--- DATA SHOWN ---
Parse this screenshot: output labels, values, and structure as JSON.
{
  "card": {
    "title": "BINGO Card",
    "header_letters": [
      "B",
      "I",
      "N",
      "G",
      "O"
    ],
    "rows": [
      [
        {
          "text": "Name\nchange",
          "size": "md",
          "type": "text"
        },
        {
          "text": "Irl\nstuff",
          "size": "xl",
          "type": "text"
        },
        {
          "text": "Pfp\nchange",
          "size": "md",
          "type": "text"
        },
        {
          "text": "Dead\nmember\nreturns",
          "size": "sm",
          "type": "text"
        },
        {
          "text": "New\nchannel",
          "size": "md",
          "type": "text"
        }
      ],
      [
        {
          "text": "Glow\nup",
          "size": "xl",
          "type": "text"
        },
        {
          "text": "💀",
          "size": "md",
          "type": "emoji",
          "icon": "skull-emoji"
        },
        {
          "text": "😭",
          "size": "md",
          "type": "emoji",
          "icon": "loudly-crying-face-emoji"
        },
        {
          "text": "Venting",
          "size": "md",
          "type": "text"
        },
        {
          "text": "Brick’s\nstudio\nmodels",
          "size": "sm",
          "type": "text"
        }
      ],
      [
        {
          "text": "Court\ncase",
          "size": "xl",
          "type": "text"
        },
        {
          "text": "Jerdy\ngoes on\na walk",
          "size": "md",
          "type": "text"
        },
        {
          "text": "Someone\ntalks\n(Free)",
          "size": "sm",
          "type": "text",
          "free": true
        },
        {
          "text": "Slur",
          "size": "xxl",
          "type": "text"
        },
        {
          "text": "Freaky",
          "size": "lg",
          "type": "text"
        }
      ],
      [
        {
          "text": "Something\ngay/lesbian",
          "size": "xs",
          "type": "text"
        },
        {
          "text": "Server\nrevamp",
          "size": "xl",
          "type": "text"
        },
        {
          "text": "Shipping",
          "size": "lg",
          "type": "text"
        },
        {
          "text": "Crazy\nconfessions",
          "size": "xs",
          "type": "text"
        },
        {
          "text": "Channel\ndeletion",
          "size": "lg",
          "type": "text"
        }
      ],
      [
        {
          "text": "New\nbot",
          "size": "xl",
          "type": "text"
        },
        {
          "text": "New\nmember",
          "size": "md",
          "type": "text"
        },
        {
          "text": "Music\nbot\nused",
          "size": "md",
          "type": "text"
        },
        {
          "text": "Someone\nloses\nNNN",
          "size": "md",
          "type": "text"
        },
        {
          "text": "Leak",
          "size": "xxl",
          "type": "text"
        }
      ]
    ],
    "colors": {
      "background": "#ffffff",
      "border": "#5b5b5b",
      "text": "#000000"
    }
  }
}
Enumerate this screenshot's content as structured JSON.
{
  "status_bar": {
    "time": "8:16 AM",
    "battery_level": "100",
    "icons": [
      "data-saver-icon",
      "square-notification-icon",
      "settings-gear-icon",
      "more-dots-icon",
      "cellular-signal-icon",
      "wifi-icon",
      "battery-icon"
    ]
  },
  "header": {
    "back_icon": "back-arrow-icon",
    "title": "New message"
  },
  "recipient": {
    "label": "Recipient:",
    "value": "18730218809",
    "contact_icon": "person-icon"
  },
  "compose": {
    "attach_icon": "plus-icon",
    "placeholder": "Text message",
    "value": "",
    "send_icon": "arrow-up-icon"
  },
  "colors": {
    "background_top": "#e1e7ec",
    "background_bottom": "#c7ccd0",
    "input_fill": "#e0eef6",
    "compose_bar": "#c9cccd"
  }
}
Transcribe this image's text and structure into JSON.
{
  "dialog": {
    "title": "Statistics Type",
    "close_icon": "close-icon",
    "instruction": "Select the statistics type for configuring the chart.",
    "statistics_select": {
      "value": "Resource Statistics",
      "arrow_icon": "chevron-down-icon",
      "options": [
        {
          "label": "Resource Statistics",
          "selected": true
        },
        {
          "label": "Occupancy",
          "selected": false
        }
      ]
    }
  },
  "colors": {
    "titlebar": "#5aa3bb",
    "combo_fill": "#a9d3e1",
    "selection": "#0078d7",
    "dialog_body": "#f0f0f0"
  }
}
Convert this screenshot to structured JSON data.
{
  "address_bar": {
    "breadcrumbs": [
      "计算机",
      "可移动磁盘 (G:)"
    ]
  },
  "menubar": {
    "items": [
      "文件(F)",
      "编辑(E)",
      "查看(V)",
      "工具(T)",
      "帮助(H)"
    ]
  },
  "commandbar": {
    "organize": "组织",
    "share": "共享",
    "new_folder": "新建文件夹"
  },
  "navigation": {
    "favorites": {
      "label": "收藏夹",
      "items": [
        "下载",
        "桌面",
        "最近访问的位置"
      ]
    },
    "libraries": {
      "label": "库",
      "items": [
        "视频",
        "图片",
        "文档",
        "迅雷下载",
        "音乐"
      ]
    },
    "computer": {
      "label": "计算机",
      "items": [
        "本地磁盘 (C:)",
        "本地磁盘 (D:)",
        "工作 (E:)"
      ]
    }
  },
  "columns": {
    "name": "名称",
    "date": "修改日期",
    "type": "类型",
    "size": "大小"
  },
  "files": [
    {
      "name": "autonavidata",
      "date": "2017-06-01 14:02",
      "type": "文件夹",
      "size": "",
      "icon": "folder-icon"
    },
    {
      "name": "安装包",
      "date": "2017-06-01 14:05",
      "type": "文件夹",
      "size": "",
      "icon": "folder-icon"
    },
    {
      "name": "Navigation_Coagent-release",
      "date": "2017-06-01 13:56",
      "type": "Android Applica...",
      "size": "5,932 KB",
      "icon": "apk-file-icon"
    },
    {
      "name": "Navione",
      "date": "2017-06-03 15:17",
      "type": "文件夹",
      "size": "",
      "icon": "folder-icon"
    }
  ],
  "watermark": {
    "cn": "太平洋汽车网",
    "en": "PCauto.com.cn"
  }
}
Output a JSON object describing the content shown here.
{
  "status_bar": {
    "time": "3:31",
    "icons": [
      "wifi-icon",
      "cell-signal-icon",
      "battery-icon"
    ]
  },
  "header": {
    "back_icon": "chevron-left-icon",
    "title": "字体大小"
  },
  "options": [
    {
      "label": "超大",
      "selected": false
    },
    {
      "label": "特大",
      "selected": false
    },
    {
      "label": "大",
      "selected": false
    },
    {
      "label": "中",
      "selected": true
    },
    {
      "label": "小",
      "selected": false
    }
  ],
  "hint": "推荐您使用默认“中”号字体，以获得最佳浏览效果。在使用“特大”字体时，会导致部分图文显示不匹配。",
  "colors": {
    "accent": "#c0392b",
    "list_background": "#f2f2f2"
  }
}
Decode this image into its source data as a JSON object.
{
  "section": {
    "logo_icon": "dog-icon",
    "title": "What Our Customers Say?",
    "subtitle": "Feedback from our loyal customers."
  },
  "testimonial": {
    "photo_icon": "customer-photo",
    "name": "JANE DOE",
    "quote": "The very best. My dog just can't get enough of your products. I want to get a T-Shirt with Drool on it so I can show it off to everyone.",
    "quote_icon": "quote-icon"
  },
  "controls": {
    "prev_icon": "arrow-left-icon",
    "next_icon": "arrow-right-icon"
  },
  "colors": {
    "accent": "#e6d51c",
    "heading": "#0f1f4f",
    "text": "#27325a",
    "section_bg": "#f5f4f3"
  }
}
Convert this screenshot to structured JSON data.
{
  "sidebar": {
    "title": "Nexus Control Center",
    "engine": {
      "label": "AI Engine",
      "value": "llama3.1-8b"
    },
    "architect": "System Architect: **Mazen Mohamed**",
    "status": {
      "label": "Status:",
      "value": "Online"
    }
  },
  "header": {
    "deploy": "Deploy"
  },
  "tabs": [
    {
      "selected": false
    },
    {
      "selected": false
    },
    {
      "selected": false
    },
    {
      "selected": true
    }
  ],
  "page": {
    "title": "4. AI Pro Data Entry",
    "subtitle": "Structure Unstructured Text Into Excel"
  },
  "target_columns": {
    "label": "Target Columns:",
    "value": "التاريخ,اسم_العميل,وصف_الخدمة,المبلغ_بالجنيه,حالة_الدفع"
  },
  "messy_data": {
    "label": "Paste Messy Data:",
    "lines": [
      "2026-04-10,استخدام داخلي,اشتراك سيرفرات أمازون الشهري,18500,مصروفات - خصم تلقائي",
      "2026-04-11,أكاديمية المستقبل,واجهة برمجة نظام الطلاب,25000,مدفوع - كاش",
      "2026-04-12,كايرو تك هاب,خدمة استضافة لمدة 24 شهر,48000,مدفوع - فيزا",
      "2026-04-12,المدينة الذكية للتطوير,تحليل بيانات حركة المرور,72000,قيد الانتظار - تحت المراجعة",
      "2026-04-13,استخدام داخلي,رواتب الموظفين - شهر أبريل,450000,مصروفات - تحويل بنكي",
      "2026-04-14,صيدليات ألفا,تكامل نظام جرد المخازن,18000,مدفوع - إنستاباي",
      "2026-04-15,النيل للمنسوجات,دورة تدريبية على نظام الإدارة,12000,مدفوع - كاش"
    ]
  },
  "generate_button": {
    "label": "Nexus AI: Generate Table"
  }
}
---
#### EXERCISE BRIEF:
Where a line above holds the string "content", show that line.

#### EXERCISE RESULT:
Enumerate this screenshot's content as structured JSON.
Output a JSON object describing the content shown here.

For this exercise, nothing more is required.